- **INSTRUCTIONS FOR THE TASK**: Repeat the listing in full. Nothing may be added or left out.

Dataset listings of figures:
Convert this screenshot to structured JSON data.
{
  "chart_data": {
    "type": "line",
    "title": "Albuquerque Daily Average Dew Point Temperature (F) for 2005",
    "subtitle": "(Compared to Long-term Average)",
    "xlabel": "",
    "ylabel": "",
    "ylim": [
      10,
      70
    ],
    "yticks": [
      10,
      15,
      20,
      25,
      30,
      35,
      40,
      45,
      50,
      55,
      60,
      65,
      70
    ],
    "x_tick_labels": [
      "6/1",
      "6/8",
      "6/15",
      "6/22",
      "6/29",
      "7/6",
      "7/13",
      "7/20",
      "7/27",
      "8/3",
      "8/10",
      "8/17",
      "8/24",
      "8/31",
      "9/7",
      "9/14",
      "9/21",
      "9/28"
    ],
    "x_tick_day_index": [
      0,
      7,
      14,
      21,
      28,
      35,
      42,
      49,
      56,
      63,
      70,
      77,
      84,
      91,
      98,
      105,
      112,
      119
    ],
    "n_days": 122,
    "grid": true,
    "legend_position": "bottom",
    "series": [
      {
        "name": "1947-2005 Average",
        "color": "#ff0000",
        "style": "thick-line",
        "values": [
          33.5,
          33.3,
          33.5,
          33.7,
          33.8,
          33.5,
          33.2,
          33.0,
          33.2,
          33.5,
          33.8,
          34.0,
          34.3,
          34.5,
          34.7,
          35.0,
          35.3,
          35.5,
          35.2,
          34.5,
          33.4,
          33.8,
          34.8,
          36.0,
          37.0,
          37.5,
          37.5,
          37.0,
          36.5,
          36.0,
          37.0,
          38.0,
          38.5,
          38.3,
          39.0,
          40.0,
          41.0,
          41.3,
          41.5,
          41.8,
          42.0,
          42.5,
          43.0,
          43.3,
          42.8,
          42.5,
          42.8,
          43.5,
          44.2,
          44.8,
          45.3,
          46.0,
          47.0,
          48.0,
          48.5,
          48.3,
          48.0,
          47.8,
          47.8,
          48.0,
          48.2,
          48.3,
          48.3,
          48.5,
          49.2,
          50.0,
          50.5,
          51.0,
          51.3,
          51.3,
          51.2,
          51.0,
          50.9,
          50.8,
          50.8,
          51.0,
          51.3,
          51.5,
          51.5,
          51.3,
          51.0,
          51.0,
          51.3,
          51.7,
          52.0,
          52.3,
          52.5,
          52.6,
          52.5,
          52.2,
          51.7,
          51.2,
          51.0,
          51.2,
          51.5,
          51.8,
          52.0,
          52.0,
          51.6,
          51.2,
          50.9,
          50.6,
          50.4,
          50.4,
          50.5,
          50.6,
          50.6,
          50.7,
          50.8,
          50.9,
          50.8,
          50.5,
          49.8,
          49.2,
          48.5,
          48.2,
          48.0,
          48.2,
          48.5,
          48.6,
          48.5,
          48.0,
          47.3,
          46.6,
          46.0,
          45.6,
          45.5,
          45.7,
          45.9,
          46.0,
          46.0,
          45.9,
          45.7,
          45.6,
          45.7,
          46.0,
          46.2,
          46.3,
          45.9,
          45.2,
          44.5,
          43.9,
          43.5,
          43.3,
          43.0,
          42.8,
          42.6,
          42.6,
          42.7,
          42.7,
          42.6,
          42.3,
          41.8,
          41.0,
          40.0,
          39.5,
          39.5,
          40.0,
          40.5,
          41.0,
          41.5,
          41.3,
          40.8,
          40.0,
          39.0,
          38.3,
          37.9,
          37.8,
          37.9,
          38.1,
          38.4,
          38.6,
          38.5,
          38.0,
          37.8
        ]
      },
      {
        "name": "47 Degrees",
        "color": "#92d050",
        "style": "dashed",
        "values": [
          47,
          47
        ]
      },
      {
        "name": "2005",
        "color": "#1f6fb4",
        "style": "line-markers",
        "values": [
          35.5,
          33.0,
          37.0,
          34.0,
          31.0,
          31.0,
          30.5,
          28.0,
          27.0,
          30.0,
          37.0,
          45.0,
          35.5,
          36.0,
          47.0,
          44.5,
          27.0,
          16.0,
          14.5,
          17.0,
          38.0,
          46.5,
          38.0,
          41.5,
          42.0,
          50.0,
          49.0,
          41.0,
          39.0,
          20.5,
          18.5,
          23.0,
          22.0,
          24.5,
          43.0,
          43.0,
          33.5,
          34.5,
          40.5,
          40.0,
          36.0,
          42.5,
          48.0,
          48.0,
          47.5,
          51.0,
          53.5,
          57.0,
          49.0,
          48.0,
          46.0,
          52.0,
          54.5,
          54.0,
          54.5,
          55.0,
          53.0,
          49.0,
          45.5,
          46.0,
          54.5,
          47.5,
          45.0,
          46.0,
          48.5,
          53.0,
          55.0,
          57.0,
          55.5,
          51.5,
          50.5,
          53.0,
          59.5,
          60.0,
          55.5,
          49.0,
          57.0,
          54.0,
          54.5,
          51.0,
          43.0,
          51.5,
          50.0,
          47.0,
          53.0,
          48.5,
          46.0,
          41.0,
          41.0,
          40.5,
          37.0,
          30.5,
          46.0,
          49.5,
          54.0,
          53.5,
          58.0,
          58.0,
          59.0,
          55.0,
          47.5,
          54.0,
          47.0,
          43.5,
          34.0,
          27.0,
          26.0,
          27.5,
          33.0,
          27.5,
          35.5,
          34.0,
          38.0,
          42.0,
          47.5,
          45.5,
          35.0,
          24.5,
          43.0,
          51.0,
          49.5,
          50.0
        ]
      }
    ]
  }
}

- **EXERCISE ANSWER**:
Convert this screenshot to structured JSON data.
{
  "chart_data": {
    "type": "line",
    "title": "Albuquerque Daily Average Dew Point Temperature (F) for 2005",
    "subtitle": "(Compared to Long-term Average)",
    "xlabel": "",
    "ylabel": "",
    "ylim": [
      10,
      70
    ],
    "yticks": [
      10,
      15,
      20,
      25,
      30,
      35,
      40,
      45,
      50,
      55,
      60,
      65,
      70
    ],
    "x_tick_labels": [
      "6/1",
      "6/8",
      "6/15",
      "6/22",
      "6/29",
      "7/6",
      "7/13",
      "7/20",
      "7/27",
      "8/3",
      "8/10",
      "8/17",
      "8/24",
      "8/31",
      "9/7",
      "9/14",
      "9/21",
      "9/28"
    ],
    "x_tick_day_index": [
      0,
      7,
      14,
      21,
      28,
      35,
      42,
      49,
      56,
      63,
      70,
      77,
      84,
      91,
      98,
      105,
      112,
      119
    ],
    "n_days": 122,
    "grid": true,
    "legend_position": "bottom",
    "series": [
      {
        "name": "1947-2005 Average",
        "color": "#ff0000",
        "style": "thick-line",
        "values": [
          33.5,
          33.3,
          33.5,
          33.7,
          33.8,
          33.5,
          33.2,
          33.0,
          33.2,
          33.5,
          33.8,
          34.0,
          34.3,
          34.5,
          34.7,
          35.0,
          35.3,
          35.5,
          35.2,
          34.5,
          33.4,
          33.8,
          34.8,
          36.0,
          37.0,
          37.5,
          37.5,
          37.0,
          36.5,
          36.0,
          37.0,
          38.0,
          38.5,
          38.3,
          39.0,
          40.0,
          41.0,
          41.3,
          41.5,
          41.8,
          42.0,
          42.5,
          43.0,
          43.3,
          42.8,
          42.5,
          42.8,
          43.5,
          44.2,
          44.8,
          45.3,
          46.0,
          47.0,
          48.0,
          48.5,
          48.3,
          48.0,
          47.8,
          47.8,
          48.0,
          48.2,
          48.3,
          48.3,
          48.5,
          49.2,
          50.0,
          50.5,
          51.0,
          51.3,
          51.3,
          51.2,
          51.0,
          50.9,
          50.8,
          50.8,
          51.0,
          51.3,
          51.5,
          51.5,
          51.3,
          51.0,
          51.0,
          51.3,
          51.7,
          52.0,
          52.3,
          52.5,
          52.6,
          52.5,
          52.2,
          51.7,
          51.2,
          51.0,
          51.2,
          51.5,
          51.8,
          52.0,
          52.0,
          51.6,
          51.2,
          50.9,
          50.6,
          50.4,
          50.4,
          50.5,
          50.6,
          50.6,
          50.7,
          50.8,
          50.9,
          50.8,
          50.5,
          49.8,
          49.2,
          48.5,
          48.2,
          48.0,
          48.2,
          48.5,
          48.6,
          48.5,
          48.0,
          47.3,
          46.6,
          46.0,
          45.6,
          45.5,
          45.7,
          45.9,
          46.0,
          46.0,
          45.9,
          45.7,
          45.6,
          45.7,
          46.0,
          46.2,
          46.3,
          45.9,
          45.2,
          44.5,
          43.9,
          43.5,
          43.3,
          43.0,
          42.8,
          42.6,
          42.6,
          42.7,
          42.7,
          42.6,
          42.3,
          41.8,
          41.0,
          40.0,
          39.5,
          39.5,
          40.0,
          40.5,
          41.0,
          41.5,
          41.3,
          40.8,
          40.0,
          39.0,
          38.3,
          37.9,
          37.8,
          37.9,
          38.1,
          38.4,
          38.6,
          38.5,
          38.0,
          37.8
        ]
      },
      {
        "name": "47 Degrees",
        "color": "#92d050",
        "style": "dashed",
        "values": [
          47,
          47
        ]
      },
      {
        "name": "2005",
        "color": "#1f6fb4",
        "style": "line-markers",
        "values": [
          35.5,
          33.0,
          37.0,
          34.0,
          31.0,
          31.0,
          30.5,
          28.0,
          27.0,
          30.0,
          37.0,
          45.0,
          35.5,
          36.0,
          47.0,
          44.5,
          27.0,
          16.0,
          14.5,
          17.0,
          38.0,
          46.5,
          38.0,
          41.5,
          42.0,
          50.0,
          49.0,
          41.0,
          39.0,
          20.5,
          18.5,
          23.0,
          22.0,
          24.5,
          43.0,
          43.0,
          33.5,
          34.5,
          40.5,
          40.0,
          36.0,
          42.5,
          48.0,
          48.0,
          47.5,
          51.0,
          53.5,
          57.0,
          49.0,
          48.0,
          46.0,
          52.0,
          54.5,
          54.0,
          54.5,
          55.0,
          53.0,
          49.0,
          45.5,
          46.0,
          54.5,
          47.5,
          45.0,
          46.0,
          48.5,
          53.0,
          55.0,
          57.0,
          55.5,
          51.5,
          50.5,
          53.0,
          59.5,
          60.0,
          55.5,
          49.0,
          57.0,
          54.0,
          54.5,
          51.0,
          43.0,
          51.5,
          50.0,
          47.0,
          53.0,
          48.5,
          46.0,
          41.0,
          41.0,
          40.5,
          37.0,
          30.5,
          46.0,
          49.5,
          54.0,
          53.5,
          58.0,
          58.0,
          59.0,
          55.0,
          47.5,
          54.0,
          47.0,
          43.5,
          34.0,
          27.0,
          26.0,
          27.5,
          33.0,
          27.5,
          35.5,
          34.0,
          38.0,
          42.0,
          47.5,
          45.5,
          35.0,
          24.5,
          43.0,
          51.0,
          49.5,
          50.0
        ]
      }
    ]
  }
}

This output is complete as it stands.